Reproduce all records exactly.

--- Data for this task ---

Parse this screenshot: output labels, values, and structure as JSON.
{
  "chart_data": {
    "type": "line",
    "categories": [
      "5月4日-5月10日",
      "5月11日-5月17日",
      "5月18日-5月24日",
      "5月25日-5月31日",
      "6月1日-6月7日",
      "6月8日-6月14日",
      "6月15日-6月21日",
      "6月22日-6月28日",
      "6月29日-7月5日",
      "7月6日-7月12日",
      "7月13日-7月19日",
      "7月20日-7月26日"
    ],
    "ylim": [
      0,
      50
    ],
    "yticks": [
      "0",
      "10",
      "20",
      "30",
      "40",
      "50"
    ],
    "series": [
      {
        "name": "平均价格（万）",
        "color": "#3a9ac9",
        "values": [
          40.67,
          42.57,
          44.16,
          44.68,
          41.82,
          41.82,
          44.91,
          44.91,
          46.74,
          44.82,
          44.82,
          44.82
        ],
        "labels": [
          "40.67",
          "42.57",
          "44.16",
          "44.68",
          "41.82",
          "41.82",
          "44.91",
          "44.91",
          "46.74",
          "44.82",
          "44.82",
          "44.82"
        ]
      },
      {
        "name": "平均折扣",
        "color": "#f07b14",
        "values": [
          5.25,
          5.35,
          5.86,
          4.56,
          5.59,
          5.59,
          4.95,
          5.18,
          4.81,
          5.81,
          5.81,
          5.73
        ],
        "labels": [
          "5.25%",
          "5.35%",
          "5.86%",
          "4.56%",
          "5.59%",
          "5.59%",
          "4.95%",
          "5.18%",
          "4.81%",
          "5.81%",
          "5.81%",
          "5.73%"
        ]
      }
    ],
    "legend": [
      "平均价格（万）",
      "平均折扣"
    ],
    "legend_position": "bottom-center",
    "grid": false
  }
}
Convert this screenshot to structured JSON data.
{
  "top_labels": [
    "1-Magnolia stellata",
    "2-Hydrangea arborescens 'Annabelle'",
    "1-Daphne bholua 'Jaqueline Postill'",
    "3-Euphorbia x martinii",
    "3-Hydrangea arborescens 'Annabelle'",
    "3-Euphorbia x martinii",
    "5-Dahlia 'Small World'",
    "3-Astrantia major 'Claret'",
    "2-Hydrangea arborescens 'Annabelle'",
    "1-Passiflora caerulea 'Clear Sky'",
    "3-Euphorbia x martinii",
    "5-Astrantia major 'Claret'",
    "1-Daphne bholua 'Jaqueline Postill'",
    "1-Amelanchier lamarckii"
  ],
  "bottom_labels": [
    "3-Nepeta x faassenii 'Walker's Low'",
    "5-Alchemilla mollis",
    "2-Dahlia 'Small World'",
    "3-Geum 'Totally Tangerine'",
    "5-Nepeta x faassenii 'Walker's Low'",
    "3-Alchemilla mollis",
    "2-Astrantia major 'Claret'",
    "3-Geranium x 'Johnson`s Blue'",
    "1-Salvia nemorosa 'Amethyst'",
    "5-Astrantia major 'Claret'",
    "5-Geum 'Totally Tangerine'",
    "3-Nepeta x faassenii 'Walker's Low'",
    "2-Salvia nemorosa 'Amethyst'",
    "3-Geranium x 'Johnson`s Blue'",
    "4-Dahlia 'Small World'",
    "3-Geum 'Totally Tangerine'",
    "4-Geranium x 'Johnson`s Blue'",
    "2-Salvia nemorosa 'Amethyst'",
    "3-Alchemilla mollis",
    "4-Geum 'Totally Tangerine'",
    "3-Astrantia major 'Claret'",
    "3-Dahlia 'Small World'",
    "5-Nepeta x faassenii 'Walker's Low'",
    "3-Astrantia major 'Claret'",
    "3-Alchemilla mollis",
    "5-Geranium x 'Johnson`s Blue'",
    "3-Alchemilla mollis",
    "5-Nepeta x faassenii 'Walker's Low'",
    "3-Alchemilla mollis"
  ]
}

---

:: Result of this task ::
Parse this screenshot: output labels, values, and structure as JSON.
{
  "chart_data": {
    "type": "line",
    "categories": [
      "5月4日-5月10日",
      "5月11日-5月17日",
      "5月18日-5月24日",
      "5月25日-5月31日",
      "6月1日-6月7日",
      "6月8日-6月14日",
      "6月15日-6月21日",
      "6月22日-6月28日",
      "6月29日-7月5日",
      "7月6日-7月12日",
      "7月13日-7月19日",
      "7月20日-7月26日"
    ],
    "ylim": [
      0,
      50
    ],
    "yticks": [
      "0",
      "10",
      "20",
      "30",
      "40",
      "50"
    ],
    "series": [
      {
        "name": "平均价格（万）",
        "color": "#3a9ac9",
        "values": [
          40.67,
          42.57,
          44.16,
          44.68,
          41.82,
          41.82,
          44.91,
          44.91,
          46.74,
          44.82,
          44.82,
          44.82
        ],
        "labels": [
          "40.67",
          "42.57",
          "44.16",
          "44.68",
          "41.82",
          "41.82",
          "44.91",
          "44.91",
          "46.74",
          "44.82",
          "44.82",
          "44.82"
        ]
      },
      {
        "name": "平均折扣",
        "color": "#f07b14",
        "values": [
          5.25,
          5.35,
          5.86,
          4.56,
          5.59,
          5.59,
          4.95,
          5.18,
          4.81,
          5.81,
          5.81,
          5.73
        ],
        "labels": [
          "5.25%",
          "5.35%",
          "5.86%",
          "4.56%",
          "5.59%",
          "5.59%",
          "4.95%",
          "5.18%",
          "4.81%",
          "5.81%",
          "5.81%",
          "5.73%"
        ]
      }
    ],
    "legend": [
      "平均价格（万）",
      "平均折扣"
    ],
    "legend_position": "bottom-center",
    "grid": false
  }
}
Convert this screenshot to structured JSON data.
{
  "top_labels": [
    "1-Magnolia stellata",
    "2-Hydrangea arborescens 'Annabelle'",
    "1-Daphne bholua 'Jaqueline Postill'",
    "3-Euphorbia x martinii",
    "3-Hydrangea arborescens 'Annabelle'",
    "3-Euphorbia x martinii",
    "5-Dahlia 'Small World'",
    "3-Astrantia major 'Claret'",
    "2-Hydrangea arborescens 'Annabelle'",
    "1-Passiflora caerulea 'Clear Sky'",
    "3-Euphorbia x martinii",
    "5-Astrantia major 'Claret'",
    "1-Daphne bholua 'Jaqueline Postill'",
    "1-Amelanchier lamarckii"
  ],
  "bottom_labels": [
    "3-Nepeta x faassenii 'Walker's Low'",
    "5-Alchemilla mollis",
    "2-Dahlia 'Small World'",
    "3-Geum 'Totally Tangerine'",
    "5-Nepeta x faassenii 'Walker's Low'",
    "3-Alchemilla mollis",
    "2-Astrantia major 'Claret'",
    "3-Geranium x 'Johnson`s Blue'",
    "1-Salvia nemorosa 'Amethyst'",
    "5-Astrantia major 'Claret'",
    "5-Geum 'Totally Tangerine'",
    "3-Nepeta x faassenii 'Walker's Low'",
    "2-Salvia nemorosa 'Amethyst'",
    "3-Geranium x 'Johnson`s Blue'",
    "4-Dahlia 'Small World'",
    "3-Geum 'Totally Tangerine'",
    "4-Geranium x 'Johnson`s Blue'",
    "2-Salvia nemorosa 'Amethyst'",
    "3-Alchemilla mollis",
    "4-Geum 'Totally Tangerine'",
    "3-Astrantia major 'Claret'",
    "3-Dahlia 'Small World'",
    "5-Nepeta x faassenii 'Walker's Low'",
    "3-Astrantia major 'Claret'",
    "3-Alchemilla mollis",
    "5-Geranium x 'Johnson`s Blue'",
    "3-Alchemilla mollis",
    "5-Nepeta x faassenii 'Walker's Low'",
    "3-Alchemilla mollis"
  ]
}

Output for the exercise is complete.